[Data records]

···

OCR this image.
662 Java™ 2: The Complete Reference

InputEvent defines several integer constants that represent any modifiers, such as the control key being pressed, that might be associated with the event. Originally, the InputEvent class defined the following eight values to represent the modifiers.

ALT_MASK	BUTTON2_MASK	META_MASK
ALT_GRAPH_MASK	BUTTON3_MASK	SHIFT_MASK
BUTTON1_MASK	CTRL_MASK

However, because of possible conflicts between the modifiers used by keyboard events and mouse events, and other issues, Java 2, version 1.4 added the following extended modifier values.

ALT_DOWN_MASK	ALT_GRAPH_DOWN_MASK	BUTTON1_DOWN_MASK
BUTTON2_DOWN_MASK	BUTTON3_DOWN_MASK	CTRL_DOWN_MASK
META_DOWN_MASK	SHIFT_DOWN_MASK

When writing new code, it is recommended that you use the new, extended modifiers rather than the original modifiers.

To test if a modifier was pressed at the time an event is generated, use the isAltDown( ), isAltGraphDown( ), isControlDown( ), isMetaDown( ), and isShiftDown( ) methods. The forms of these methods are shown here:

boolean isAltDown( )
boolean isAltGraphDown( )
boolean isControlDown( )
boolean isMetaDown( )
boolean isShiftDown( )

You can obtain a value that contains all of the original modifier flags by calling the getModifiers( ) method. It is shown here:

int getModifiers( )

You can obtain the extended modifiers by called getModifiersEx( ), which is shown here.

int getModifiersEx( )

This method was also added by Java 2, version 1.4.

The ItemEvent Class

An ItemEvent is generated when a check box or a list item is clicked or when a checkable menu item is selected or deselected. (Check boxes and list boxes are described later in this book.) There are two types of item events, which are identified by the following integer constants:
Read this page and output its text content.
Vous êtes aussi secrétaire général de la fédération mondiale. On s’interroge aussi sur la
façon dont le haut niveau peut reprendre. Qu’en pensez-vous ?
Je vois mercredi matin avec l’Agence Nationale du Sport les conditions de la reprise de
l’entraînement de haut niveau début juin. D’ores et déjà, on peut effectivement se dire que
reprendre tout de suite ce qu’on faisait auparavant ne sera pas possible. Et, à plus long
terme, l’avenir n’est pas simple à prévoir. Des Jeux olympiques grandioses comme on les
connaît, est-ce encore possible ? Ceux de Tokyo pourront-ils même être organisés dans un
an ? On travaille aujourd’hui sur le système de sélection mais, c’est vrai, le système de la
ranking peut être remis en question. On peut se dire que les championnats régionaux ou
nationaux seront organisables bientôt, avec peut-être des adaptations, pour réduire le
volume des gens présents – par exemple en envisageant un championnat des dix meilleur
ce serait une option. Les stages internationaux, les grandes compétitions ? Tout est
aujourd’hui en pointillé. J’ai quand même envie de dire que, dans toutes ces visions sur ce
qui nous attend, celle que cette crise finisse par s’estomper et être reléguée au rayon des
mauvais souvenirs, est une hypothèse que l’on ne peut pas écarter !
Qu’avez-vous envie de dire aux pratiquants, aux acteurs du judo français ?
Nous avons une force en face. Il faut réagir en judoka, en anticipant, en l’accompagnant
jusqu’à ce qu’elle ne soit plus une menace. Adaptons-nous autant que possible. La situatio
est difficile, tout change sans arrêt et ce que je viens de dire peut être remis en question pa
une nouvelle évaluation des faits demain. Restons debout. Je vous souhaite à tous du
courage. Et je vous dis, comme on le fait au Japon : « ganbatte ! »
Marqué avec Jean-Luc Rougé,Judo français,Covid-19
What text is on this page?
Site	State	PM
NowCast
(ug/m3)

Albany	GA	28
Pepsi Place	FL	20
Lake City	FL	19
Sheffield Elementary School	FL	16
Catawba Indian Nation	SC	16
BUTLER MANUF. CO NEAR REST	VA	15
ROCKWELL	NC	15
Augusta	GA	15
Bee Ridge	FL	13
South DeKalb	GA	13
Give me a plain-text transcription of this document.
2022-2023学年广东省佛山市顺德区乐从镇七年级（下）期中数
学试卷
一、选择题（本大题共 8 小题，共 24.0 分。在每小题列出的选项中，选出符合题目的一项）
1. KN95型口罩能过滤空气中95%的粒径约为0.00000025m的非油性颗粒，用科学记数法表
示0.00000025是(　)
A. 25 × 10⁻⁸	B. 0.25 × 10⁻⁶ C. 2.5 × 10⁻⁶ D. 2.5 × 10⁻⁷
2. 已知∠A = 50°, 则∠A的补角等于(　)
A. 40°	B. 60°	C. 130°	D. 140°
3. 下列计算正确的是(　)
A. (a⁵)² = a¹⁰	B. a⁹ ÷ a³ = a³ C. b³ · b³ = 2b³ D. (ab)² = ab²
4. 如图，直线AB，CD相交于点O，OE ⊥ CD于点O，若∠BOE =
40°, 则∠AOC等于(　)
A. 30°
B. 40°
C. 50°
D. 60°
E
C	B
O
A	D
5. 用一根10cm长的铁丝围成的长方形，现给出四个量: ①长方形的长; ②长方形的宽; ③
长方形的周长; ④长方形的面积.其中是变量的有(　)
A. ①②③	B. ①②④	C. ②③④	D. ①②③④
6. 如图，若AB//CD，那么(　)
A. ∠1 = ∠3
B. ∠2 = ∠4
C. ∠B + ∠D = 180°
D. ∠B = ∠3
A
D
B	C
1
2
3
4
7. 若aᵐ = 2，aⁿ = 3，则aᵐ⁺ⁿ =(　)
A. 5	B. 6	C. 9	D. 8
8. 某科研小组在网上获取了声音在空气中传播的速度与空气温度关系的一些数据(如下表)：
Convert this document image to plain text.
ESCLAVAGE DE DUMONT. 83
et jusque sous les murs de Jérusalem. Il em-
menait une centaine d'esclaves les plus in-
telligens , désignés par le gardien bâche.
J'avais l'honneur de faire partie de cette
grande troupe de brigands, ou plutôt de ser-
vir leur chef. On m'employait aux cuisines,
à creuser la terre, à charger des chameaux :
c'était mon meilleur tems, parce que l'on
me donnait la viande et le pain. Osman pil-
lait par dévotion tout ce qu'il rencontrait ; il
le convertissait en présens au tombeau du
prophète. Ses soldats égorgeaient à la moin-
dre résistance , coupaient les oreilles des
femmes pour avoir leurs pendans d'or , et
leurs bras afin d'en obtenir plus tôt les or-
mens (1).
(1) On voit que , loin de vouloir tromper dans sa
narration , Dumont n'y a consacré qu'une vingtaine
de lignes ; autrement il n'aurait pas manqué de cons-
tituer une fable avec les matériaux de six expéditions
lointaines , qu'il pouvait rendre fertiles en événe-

···

* _WHAT IS EXPECTED_: Return each full line of the entries that contains the word "question".

* _EXPECTED ANSWER_:
ranking peut être remis en question. On peut se dire que les championnats régionaux ou
est difficile, tout change sans arrêt et ce que je viens de dire peut être remis en question pa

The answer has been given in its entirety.